Each line below containing the word "Instrument" needs to be shown.

::::::::::

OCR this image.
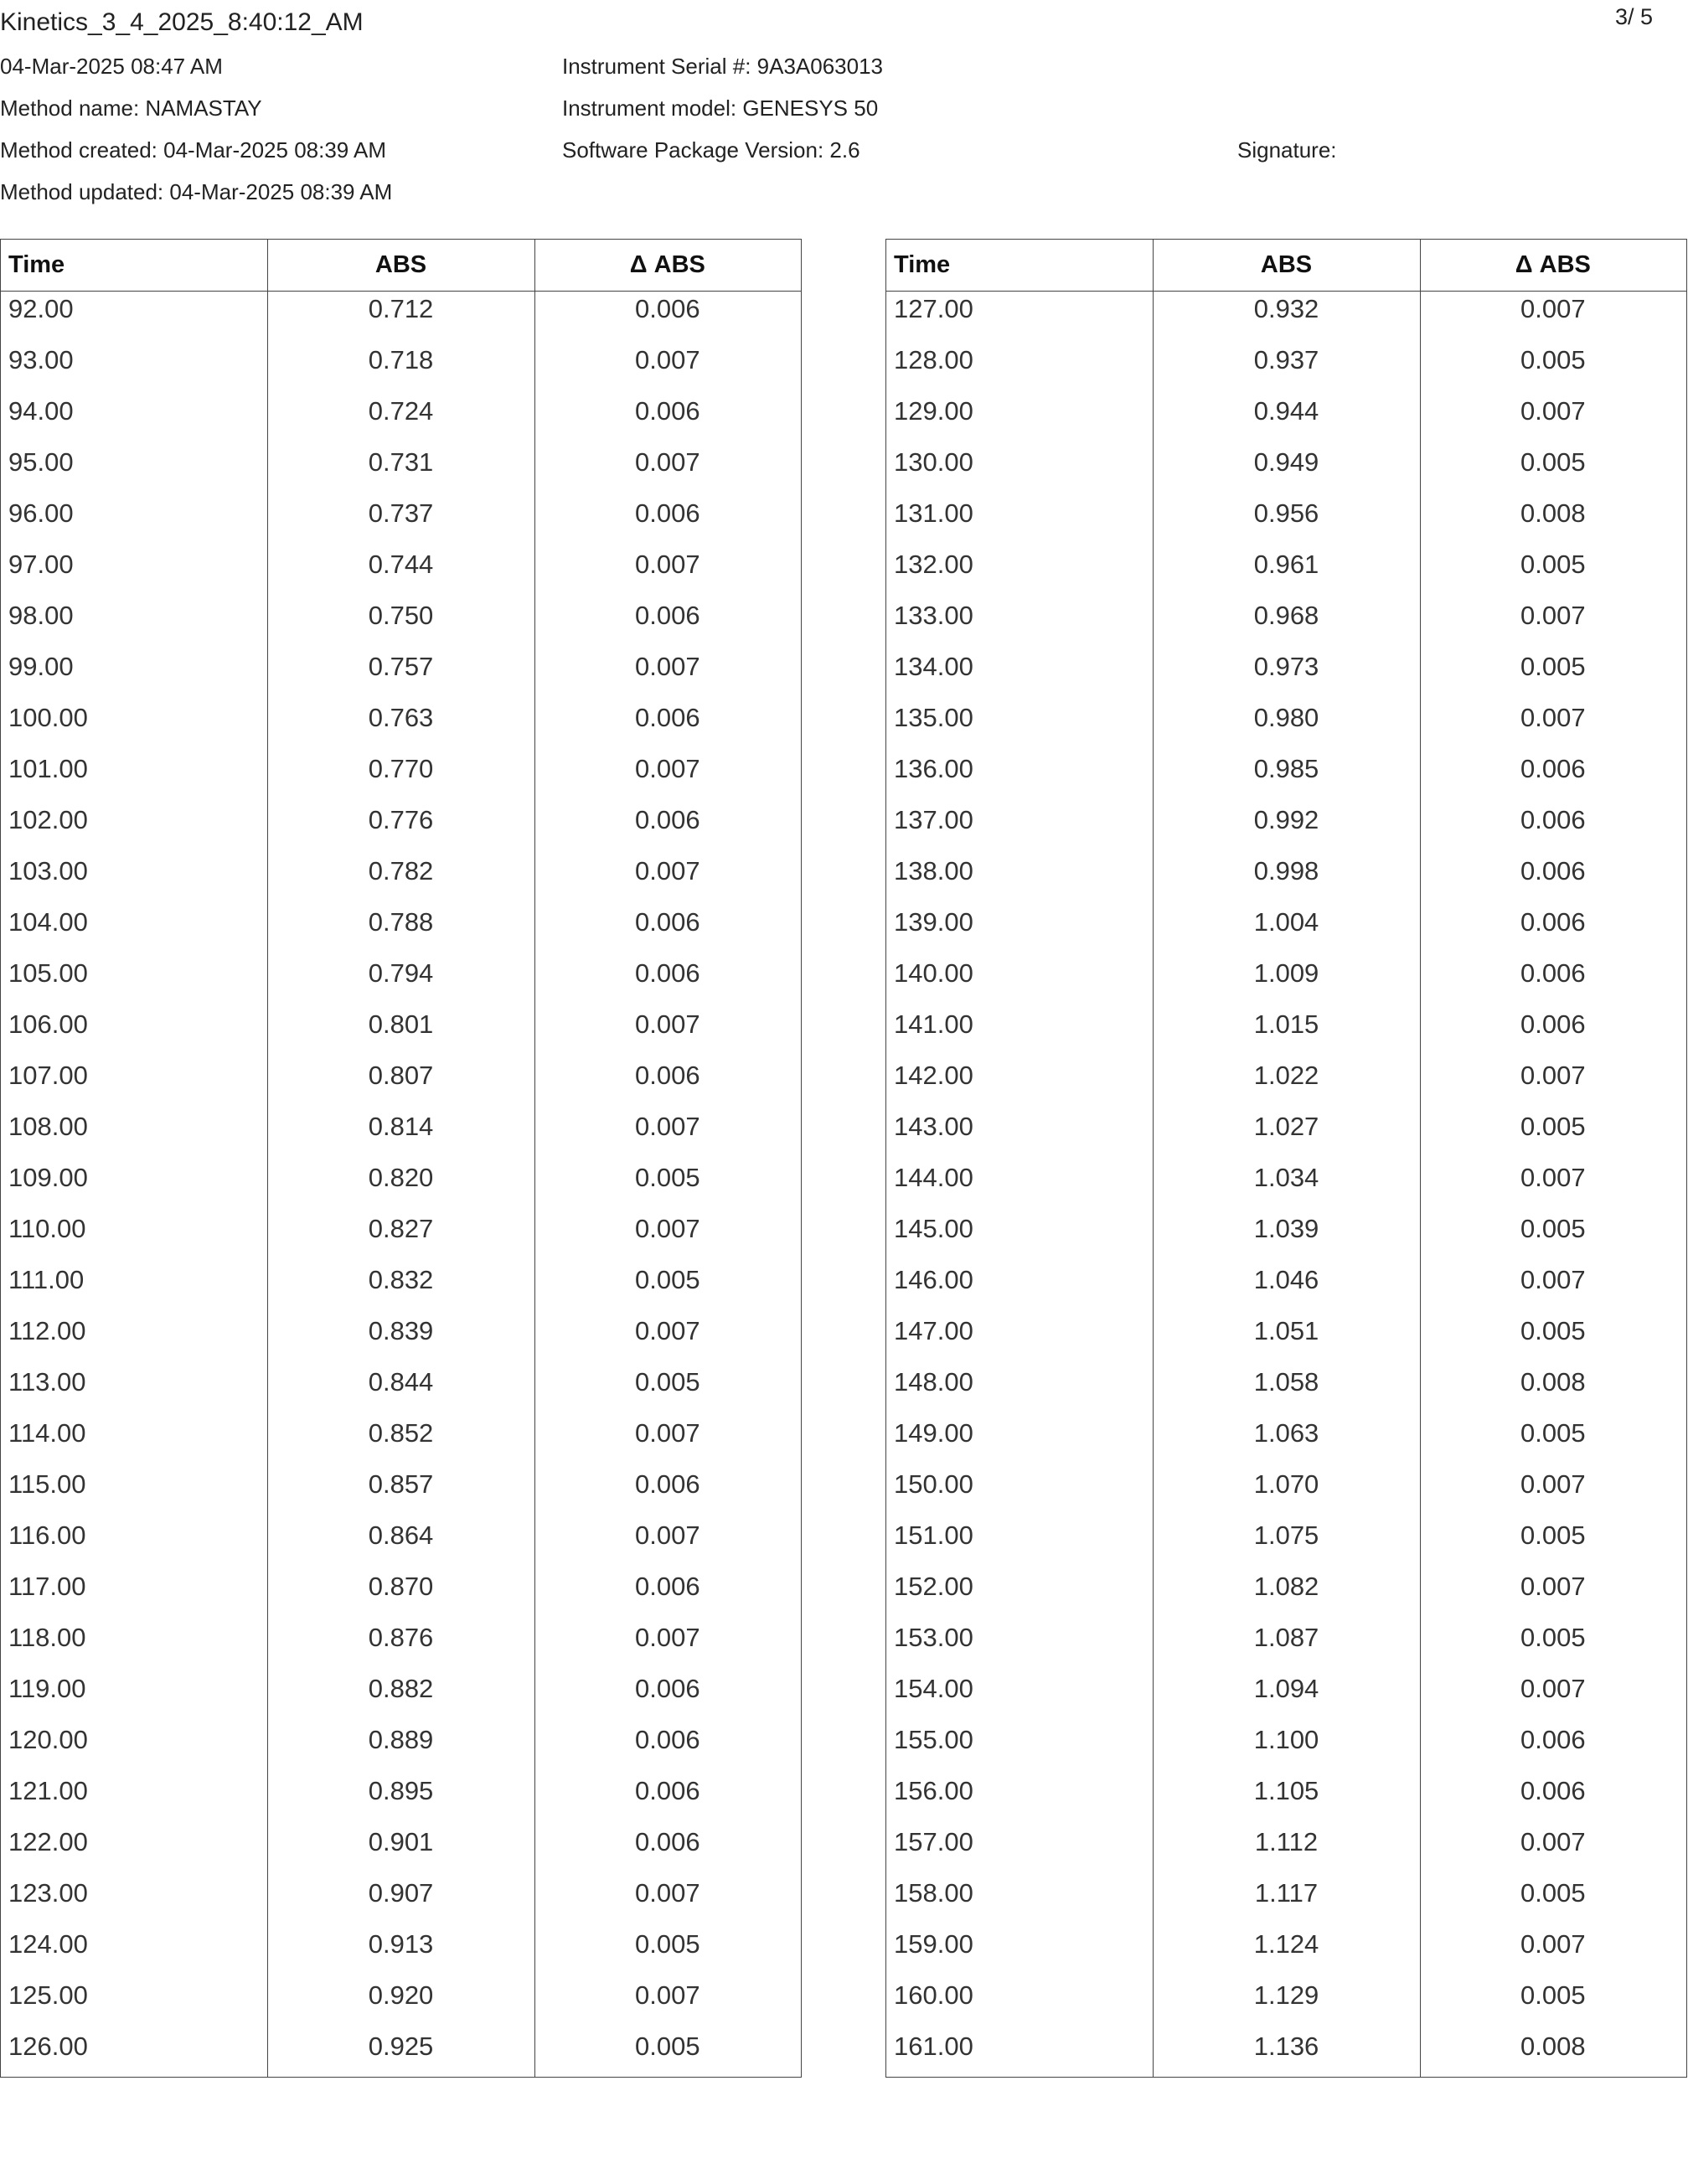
Kinetics_3_4_2025_8:40:12_AM	3/ 5
04-Mar-2025 08:47 AM
Method name: NAMASTAY
Method created: 04-Mar-2025 08:39 AM
Method updated: 04-Mar-2025 08:39 AM
Instrument Serial #: 9A3A063013
Instrument model: GENESYS 50
Software Package Version: 2.6	Signature:
Time	ABS	Δ ABS
92.00	0.712	0.006
93.00	0.718	0.007
94.00	0.724	0.006
95.00	0.731	0.007
96.00	0.737	0.006
97.00	0.744	0.007
98.00	0.750	0.006
99.00	0.757	0.007
100.00	0.763	0.006
101.00	0.770	0.007
102.00	0.776	0.006
103.00	0.782	0.007
104.00	0.788	0.006
105.00	0.794	0.006
106.00	0.801	0.007
107.00	0.807	0.006
108.00	0.814	0.007
109.00	0.820	0.005
110.00	0.827	0.007
111.00	0.832	0.005
112.00	0.839	0.007
113.00	0.844	0.005
114.00	0.852	0.007
115.00	0.857	0.006
116.00	0.864	0.007
117.00	0.870	0.006
118.00	0.876	0.007
119.00	0.882	0.006
120.00	0.889	0.006
121.00	0.895	0.006
122.00	0.901	0.006
123.00	0.907	0.007
124.00	0.913	0.005
125.00	0.920	0.007
126.00	0.925	0.005
Time	ABS	Δ ABS
127.00	0.932	0.007
128.00	0.937	0.005
129.00	0.944	0.007
130.00	0.949	0.005
131.00	0.956	0.008
132.00	0.961	0.005
133.00	0.968	0.007
134.00	0.973	0.005
135.00	0.980	0.007
136.00	0.985	0.006
137.00	0.992	0.006
138.00	0.998	0.006
139.00	1.004	0.006
140.00	1.009	0.006
141.00	1.015	0.006
142.00	1.022	0.007
143.00	1.027	0.005
144.00	1.034	0.007
145.00	1.039	0.005
146.00	1.046	0.007
147.00	1.051	0.005
148.00	1.058	0.008
149.00	1.063	0.005
150.00	1.070	0.007
151.00	1.075	0.005
152.00	1.082	0.007
153.00	1.087	0.005
154.00	1.094	0.007
155.00	1.100	0.006
156.00	1.105	0.006
157.00	1.112	0.007
158.00	1.117	0.005
159.00	1.124	0.007
160.00	1.129	0.005
161.00	1.136	0.008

::::::::::

> **EXERCISE ANSWER**
Instrument Serial #: 9A3A063013
Instrument model: GENESYS 50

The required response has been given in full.